What you have to do:
Repeat the listing that follows, character for character, minus the pictures.

Dataset rows about figures
↓↓↓

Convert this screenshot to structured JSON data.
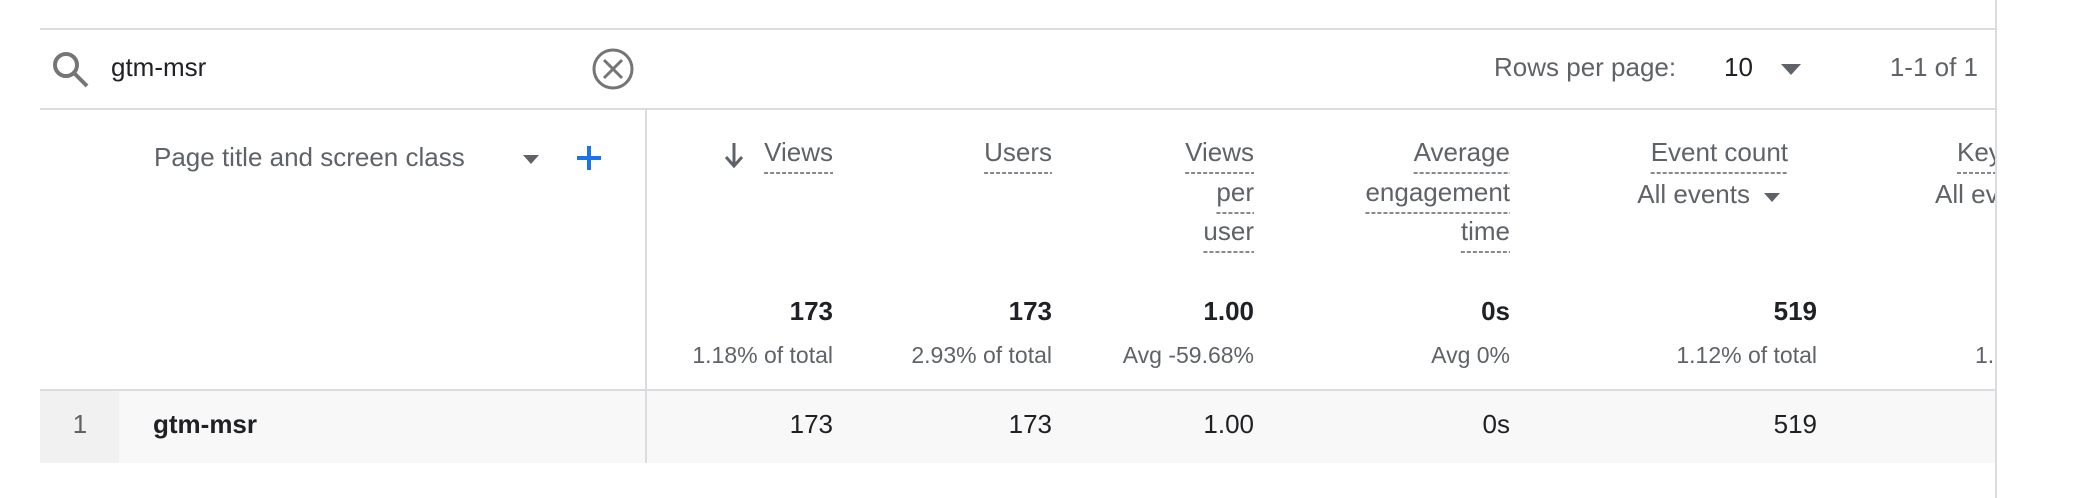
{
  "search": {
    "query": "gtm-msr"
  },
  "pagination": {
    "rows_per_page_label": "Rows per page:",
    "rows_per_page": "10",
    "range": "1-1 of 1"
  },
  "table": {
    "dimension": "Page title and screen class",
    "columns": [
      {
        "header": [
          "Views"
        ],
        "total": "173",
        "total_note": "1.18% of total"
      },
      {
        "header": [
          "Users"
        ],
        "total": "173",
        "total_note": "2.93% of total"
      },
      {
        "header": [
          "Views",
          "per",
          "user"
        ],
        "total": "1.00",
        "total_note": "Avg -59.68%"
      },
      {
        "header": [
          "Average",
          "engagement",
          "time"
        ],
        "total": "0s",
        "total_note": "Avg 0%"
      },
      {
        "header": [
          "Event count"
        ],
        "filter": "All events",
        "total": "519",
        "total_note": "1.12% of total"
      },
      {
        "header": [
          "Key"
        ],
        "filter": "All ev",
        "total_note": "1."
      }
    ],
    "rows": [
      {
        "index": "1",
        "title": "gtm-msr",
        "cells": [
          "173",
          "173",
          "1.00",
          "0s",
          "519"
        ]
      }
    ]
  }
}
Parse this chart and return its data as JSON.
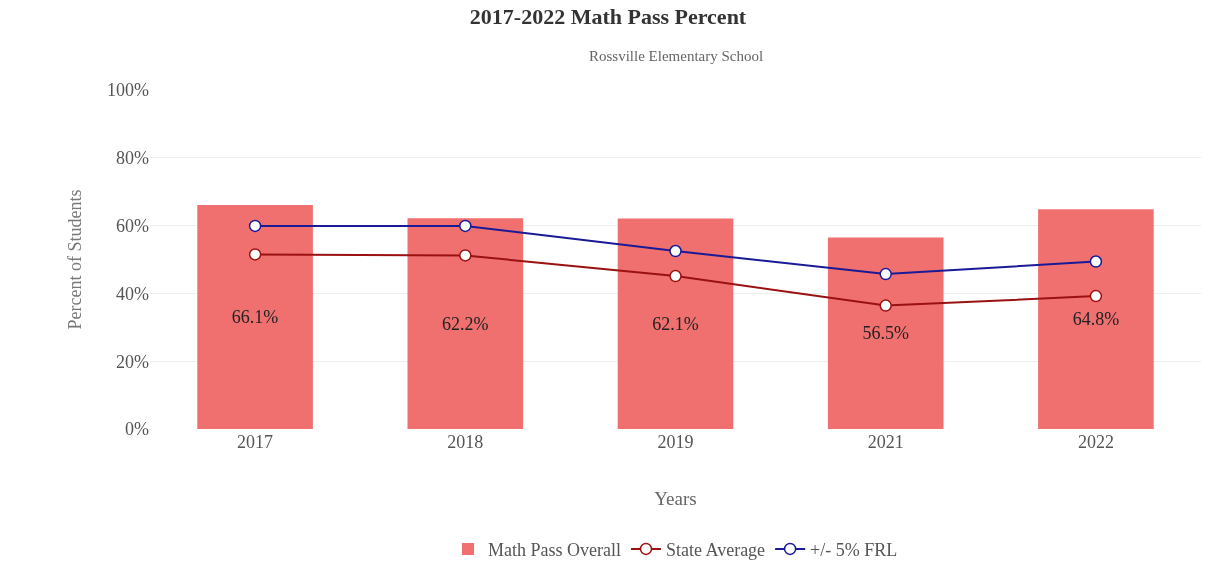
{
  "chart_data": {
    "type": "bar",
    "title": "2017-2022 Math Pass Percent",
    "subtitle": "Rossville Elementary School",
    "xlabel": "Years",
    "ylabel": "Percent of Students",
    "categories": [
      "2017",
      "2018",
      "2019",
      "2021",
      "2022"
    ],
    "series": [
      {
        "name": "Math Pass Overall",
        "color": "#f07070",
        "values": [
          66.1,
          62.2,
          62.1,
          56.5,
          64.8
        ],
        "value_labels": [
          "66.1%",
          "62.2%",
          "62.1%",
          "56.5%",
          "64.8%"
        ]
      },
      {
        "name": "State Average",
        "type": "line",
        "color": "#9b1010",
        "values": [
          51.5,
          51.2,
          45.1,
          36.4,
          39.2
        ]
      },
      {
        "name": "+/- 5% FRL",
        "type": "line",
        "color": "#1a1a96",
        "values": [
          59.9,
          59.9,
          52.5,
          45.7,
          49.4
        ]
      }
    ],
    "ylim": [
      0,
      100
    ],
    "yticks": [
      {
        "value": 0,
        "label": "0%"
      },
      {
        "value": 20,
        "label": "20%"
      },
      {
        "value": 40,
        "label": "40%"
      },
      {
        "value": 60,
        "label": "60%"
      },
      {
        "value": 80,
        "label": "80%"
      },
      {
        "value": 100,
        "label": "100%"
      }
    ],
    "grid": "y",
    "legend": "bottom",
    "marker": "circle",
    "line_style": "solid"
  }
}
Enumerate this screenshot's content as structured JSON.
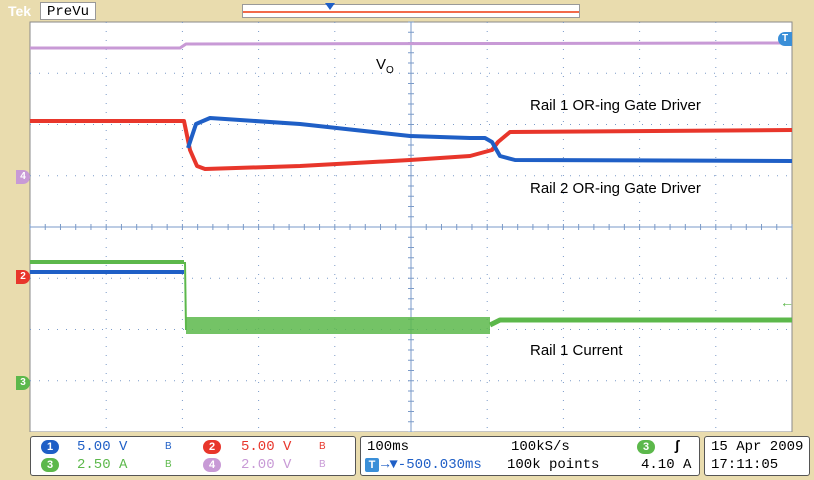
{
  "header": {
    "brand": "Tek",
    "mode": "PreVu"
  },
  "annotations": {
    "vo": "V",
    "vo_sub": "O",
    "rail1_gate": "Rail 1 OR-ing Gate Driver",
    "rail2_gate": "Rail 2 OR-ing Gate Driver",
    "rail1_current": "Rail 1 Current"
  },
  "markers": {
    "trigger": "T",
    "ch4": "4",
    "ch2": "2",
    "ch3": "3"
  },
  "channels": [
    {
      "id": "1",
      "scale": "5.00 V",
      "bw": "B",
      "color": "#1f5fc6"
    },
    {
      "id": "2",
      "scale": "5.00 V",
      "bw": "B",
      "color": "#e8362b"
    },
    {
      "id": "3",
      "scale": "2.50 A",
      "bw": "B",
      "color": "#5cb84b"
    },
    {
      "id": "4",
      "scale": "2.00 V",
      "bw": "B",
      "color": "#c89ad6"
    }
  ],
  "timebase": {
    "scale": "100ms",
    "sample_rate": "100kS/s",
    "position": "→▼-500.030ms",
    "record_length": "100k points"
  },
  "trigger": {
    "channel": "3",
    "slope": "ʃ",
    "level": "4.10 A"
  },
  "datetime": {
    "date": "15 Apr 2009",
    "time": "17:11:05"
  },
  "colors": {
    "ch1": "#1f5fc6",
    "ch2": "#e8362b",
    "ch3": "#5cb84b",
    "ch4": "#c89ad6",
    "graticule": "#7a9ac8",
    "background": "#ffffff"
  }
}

↑↑↑

Answer in full:
Convert this screenshot to structured JSON data.
{
  "search": {
    "query": "gtm-msr"
  },
  "pagination": {
    "rows_per_page_label": "Rows per page:",
    "rows_per_page": "10",
    "range": "1-1 of 1"
  },
  "table": {
    "dimension": "Page title and screen class",
    "columns": [
      {
        "header": [
          "Views"
        ],
        "total": "173",
        "total_note": "1.18% of total"
      },
      {
        "header": [
          "Users"
        ],
        "total": "173",
        "total_note": "2.93% of total"
      },
      {
        "header": [
          "Views",
          "per",
          "user"
        ],
        "total": "1.00",
        "total_note": "Avg -59.68%"
      },
      {
        "header": [
          "Average",
          "engagement",
          "time"
        ],
        "total": "0s",
        "total_note": "Avg 0%"
      },
      {
        "header": [
          "Event count"
        ],
        "filter": "All events",
        "total": "519",
        "total_note": "1.12% of total"
      },
      {
        "header": [
          "Key"
        ],
        "filter": "All ev",
        "total_note": "1."
      }
    ],
    "rows": [
      {
        "index": "1",
        "title": "gtm-msr",
        "cells": [
          "173",
          "173",
          "1.00",
          "0s",
          "519"
        ]
      }
    ]
  }
}
Parse this chart and return its data as JSON.
{
  "chart_data": {
    "type": "bar",
    "title": "2017-2022 Math Pass Percent",
    "subtitle": "Rossville Elementary School",
    "xlabel": "Years",
    "ylabel": "Percent of Students",
    "categories": [
      "2017",
      "2018",
      "2019",
      "2021",
      "2022"
    ],
    "series": [
      {
        "name": "Math Pass Overall",
        "color": "#f07070",
        "values": [
          66.1,
          62.2,
          62.1,
          56.5,
          64.8
        ],
        "value_labels": [
          "66.1%",
          "62.2%",
          "62.1%",
          "56.5%",
          "64.8%"
        ]
      },
      {
        "name": "State Average",
        "type": "line",
        "color": "#9b1010",
        "values": [
          51.5,
          51.2,
          45.1,
          36.4,
          39.2
        ]
      },
      {
        "name": "+/- 5% FRL",
        "type": "line",
        "color": "#1a1a96",
        "values": [
          59.9,
          59.9,
          52.5,
          45.7,
          49.4
        ]
      }
    ],
    "ylim": [
      0,
      100
    ],
    "yticks": [
      {
        "value": 0,
        "label": "0%"
      },
      {
        "value": 20,
        "label": "20%"
      },
      {
        "value": 40,
        "label": "40%"
      },
      {
        "value": 60,
        "label": "60%"
      },
      {
        "value": 80,
        "label": "80%"
      },
      {
        "value": 100,
        "label": "100%"
      }
    ],
    "grid": "y",
    "legend": "bottom",
    "marker": "circle",
    "line_style": "solid"
  }
}
Enumerate this screenshot's content as structured JSON.
{
  "header": {
    "brand": "Tek",
    "mode": "PreVu"
  },
  "annotations": {
    "vo": "V",
    "vo_sub": "O",
    "rail1_gate": "Rail 1 OR-ing Gate Driver",
    "rail2_gate": "Rail 2 OR-ing Gate Driver",
    "rail1_current": "Rail 1 Current"
  },
  "markers": {
    "trigger": "T",
    "ch4": "4",
    "ch2": "2",
    "ch3": "3"
  },
  "channels": [
    {
      "id": "1",
      "scale": "5.00 V",
      "bw": "B",
      "color": "#1f5fc6"
    },
    {
      "id": "2",
      "scale": "5.00 V",
      "bw": "B",
      "color": "#e8362b"
    },
    {
      "id": "3",
      "scale": "2.50 A",
      "bw": "B",
      "color": "#5cb84b"
    },
    {
      "id": "4",
      "scale": "2.00 V",
      "bw": "B",
      "color": "#c89ad6"
    }
  ],
  "timebase": {
    "scale": "100ms",
    "sample_rate": "100kS/s",
    "position": "→▼-500.030ms",
    "record_length": "100k points"
  },
  "trigger": {
    "channel": "3",
    "slope": "ʃ",
    "level": "4.10 A"
  },
  "datetime": {
    "date": "15 Apr 2009",
    "time": "17:11:05"
  },
  "colors": {
    "ch1": "#1f5fc6",
    "ch2": "#e8362b",
    "ch3": "#5cb84b",
    "ch4": "#c89ad6",
    "graticule": "#7a9ac8",
    "background": "#ffffff"
  }
}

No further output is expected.